**Exercise requirements**
Skip the images and return the records below exactly.

....

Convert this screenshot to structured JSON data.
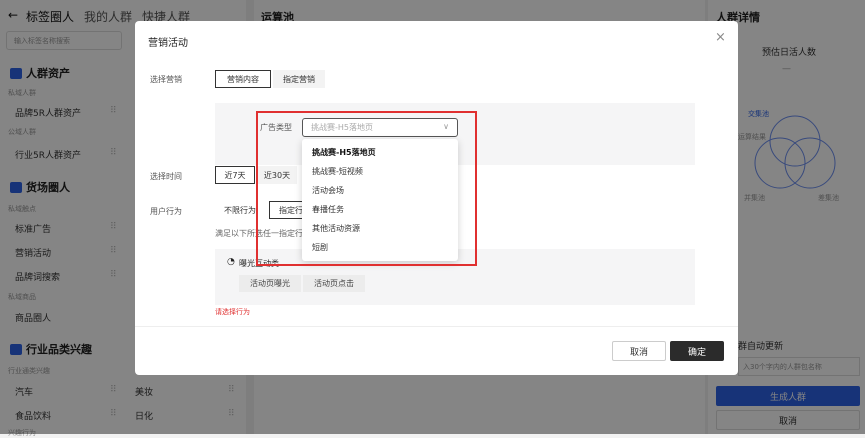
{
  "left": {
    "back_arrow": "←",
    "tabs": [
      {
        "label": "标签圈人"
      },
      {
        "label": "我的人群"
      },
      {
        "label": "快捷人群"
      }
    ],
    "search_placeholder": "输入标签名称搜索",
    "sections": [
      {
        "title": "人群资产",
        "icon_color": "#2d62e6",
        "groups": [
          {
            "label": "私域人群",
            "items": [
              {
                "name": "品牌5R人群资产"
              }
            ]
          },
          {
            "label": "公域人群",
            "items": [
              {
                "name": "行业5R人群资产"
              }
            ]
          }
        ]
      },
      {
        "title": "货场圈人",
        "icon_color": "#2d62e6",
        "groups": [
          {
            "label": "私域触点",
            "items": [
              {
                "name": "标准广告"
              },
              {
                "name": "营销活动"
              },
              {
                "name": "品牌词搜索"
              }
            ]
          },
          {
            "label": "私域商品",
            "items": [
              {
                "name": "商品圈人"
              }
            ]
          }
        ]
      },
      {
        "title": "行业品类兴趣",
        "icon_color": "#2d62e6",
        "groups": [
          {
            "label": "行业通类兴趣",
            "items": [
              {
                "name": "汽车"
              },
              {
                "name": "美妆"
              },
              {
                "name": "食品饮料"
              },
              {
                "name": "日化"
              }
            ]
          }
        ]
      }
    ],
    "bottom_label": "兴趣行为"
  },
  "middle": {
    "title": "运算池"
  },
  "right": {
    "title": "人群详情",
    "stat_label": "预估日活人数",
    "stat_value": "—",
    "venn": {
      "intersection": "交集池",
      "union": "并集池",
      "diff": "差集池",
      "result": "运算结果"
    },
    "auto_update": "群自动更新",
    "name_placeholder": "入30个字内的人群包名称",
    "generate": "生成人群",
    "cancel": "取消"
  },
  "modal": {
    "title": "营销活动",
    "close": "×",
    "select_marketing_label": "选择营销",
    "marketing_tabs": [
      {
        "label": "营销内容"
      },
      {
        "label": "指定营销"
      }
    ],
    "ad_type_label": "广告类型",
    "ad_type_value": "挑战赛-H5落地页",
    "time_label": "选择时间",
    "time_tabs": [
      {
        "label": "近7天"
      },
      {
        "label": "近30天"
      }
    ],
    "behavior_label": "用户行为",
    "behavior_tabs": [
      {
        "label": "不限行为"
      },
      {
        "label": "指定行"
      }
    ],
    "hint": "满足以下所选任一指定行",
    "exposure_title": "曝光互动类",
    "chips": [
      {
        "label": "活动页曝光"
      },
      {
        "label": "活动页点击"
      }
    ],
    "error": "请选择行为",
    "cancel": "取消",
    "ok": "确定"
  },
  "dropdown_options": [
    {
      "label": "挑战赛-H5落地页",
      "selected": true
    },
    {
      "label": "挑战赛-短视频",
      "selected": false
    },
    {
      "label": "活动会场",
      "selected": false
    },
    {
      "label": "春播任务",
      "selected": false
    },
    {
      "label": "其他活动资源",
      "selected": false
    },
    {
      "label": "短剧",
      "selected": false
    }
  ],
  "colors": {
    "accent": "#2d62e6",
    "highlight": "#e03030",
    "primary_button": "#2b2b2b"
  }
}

....

**Result for this exercise**
Convert this screenshot to structured JSON data.
{
  "left": {
    "back_arrow": "←",
    "tabs": [
      {
        "label": "标签圈人"
      },
      {
        "label": "我的人群"
      },
      {
        "label": "快捷人群"
      }
    ],
    "search_placeholder": "输入标签名称搜索",
    "sections": [
      {
        "title": "人群资产",
        "icon_color": "#2d62e6",
        "groups": [
          {
            "label": "私域人群",
            "items": [
              {
                "name": "品牌5R人群资产"
              }
            ]
          },
          {
            "label": "公域人群",
            "items": [
              {
                "name": "行业5R人群资产"
              }
            ]
          }
        ]
      },
      {
        "title": "货场圈人",
        "icon_color": "#2d62e6",
        "groups": [
          {
            "label": "私域触点",
            "items": [
              {
                "name": "标准广告"
              },
              {
                "name": "营销活动"
              },
              {
                "name": "品牌词搜索"
              }
            ]
          },
          {
            "label": "私域商品",
            "items": [
              {
                "name": "商品圈人"
              }
            ]
          }
        ]
      },
      {
        "title": "行业品类兴趣",
        "icon_color": "#2d62e6",
        "groups": [
          {
            "label": "行业通类兴趣",
            "items": [
              {
                "name": "汽车"
              },
              {
                "name": "美妆"
              },
              {
                "name": "食品饮料"
              },
              {
                "name": "日化"
              }
            ]
          }
        ]
      }
    ],
    "bottom_label": "兴趣行为"
  },
  "middle": {
    "title": "运算池"
  },
  "right": {
    "title": "人群详情",
    "stat_label": "预估日活人数",
    "stat_value": "—",
    "venn": {
      "intersection": "交集池",
      "union": "并集池",
      "diff": "差集池",
      "result": "运算结果"
    },
    "auto_update": "群自动更新",
    "name_placeholder": "入30个字内的人群包名称",
    "generate": "生成人群",
    "cancel": "取消"
  },
  "modal": {
    "title": "营销活动",
    "close": "×",
    "select_marketing_label": "选择营销",
    "marketing_tabs": [
      {
        "label": "营销内容"
      },
      {
        "label": "指定营销"
      }
    ],
    "ad_type_label": "广告类型",
    "ad_type_value": "挑战赛-H5落地页",
    "time_label": "选择时间",
    "time_tabs": [
      {
        "label": "近7天"
      },
      {
        "label": "近30天"
      }
    ],
    "behavior_label": "用户行为",
    "behavior_tabs": [
      {
        "label": "不限行为"
      },
      {
        "label": "指定行"
      }
    ],
    "hint": "满足以下所选任一指定行",
    "exposure_title": "曝光互动类",
    "chips": [
      {
        "label": "活动页曝光"
      },
      {
        "label": "活动页点击"
      }
    ],
    "error": "请选择行为",
    "cancel": "取消",
    "ok": "确定"
  },
  "dropdown_options": [
    {
      "label": "挑战赛-H5落地页",
      "selected": true
    },
    {
      "label": "挑战赛-短视频",
      "selected": false
    },
    {
      "label": "活动会场",
      "selected": false
    },
    {
      "label": "春播任务",
      "selected": false
    },
    {
      "label": "其他活动资源",
      "selected": false
    },
    {
      "label": "短剧",
      "selected": false
    }
  ],
  "colors": {
    "accent": "#2d62e6",
    "highlight": "#e03030",
    "primary_button": "#2b2b2b"
  }
}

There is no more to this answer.